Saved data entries
** START **
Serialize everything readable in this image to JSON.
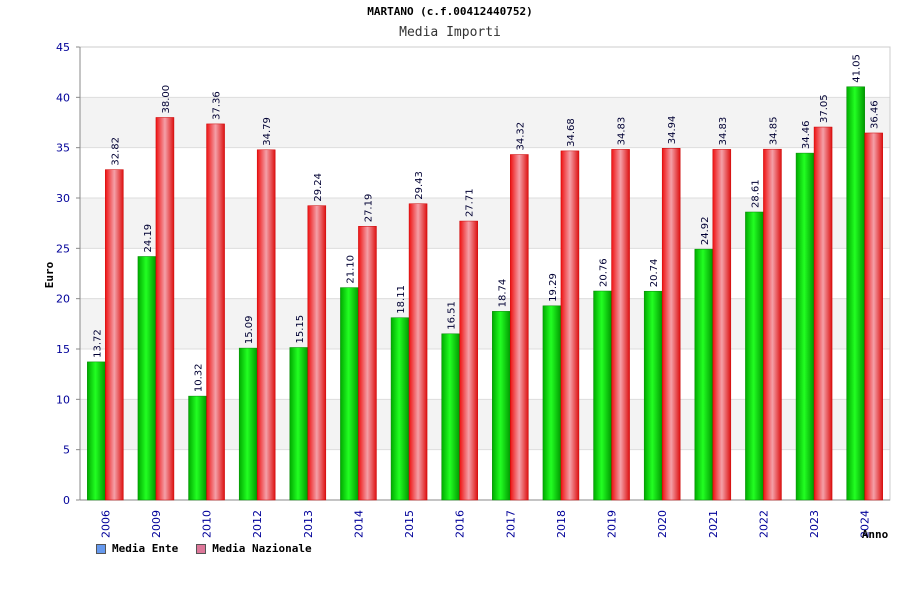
{
  "chart_data": {
    "type": "bar",
    "title": "MARTANO (c.f.00412440752)",
    "subtitle": "Media Importi",
    "xlabel": "Anno",
    "ylabel": "Euro",
    "ylim": [
      0,
      45
    ],
    "yticks": [
      0,
      5,
      10,
      15,
      20,
      25,
      30,
      35,
      40,
      45
    ],
    "grid": true,
    "legend_position": "bottom-left",
    "categories": [
      "2006",
      "2009",
      "2010",
      "2012",
      "2013",
      "2014",
      "2015",
      "2016",
      "2017",
      "2018",
      "2019",
      "2020",
      "2021",
      "2022",
      "2023",
      "2024"
    ],
    "series": [
      {
        "name": "Media Ente",
        "color": "#00bb00",
        "legend_color": "#6699ee",
        "values": [
          13.72,
          24.19,
          10.32,
          15.09,
          15.15,
          21.1,
          18.11,
          16.51,
          18.74,
          19.29,
          20.76,
          20.74,
          24.92,
          28.61,
          34.46,
          41.05
        ],
        "labels": [
          "13.72",
          "24.19",
          "10.32",
          "15.09",
          "15.15",
          "21.10",
          "18.11",
          "16.51",
          "18.74",
          "19.29",
          "20.76",
          "20.74",
          "24.92",
          "28.61",
          "34.46",
          "41.05"
        ]
      },
      {
        "name": "Media Nazionale",
        "color": "#ee2222",
        "legend_color": "#dd7799",
        "values": [
          32.82,
          38.0,
          37.36,
          34.79,
          29.24,
          27.19,
          29.43,
          27.71,
          34.32,
          34.68,
          34.83,
          34.94,
          34.83,
          34.85,
          37.05,
          36.46
        ],
        "labels": [
          "32.82",
          "38.00",
          "37.36",
          "34.79",
          "29.24",
          "27.19",
          "29.43",
          "27.71",
          "34.32",
          "34.68",
          "34.83",
          "34.94",
          "34.83",
          "34.85",
          "37.05",
          "36.46"
        ]
      }
    ]
  }
}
** END **
In the listing above, find each line with the word "name" and copy it.

Response:
        "name": "Media Ente",
        "name": "Media Nazionale",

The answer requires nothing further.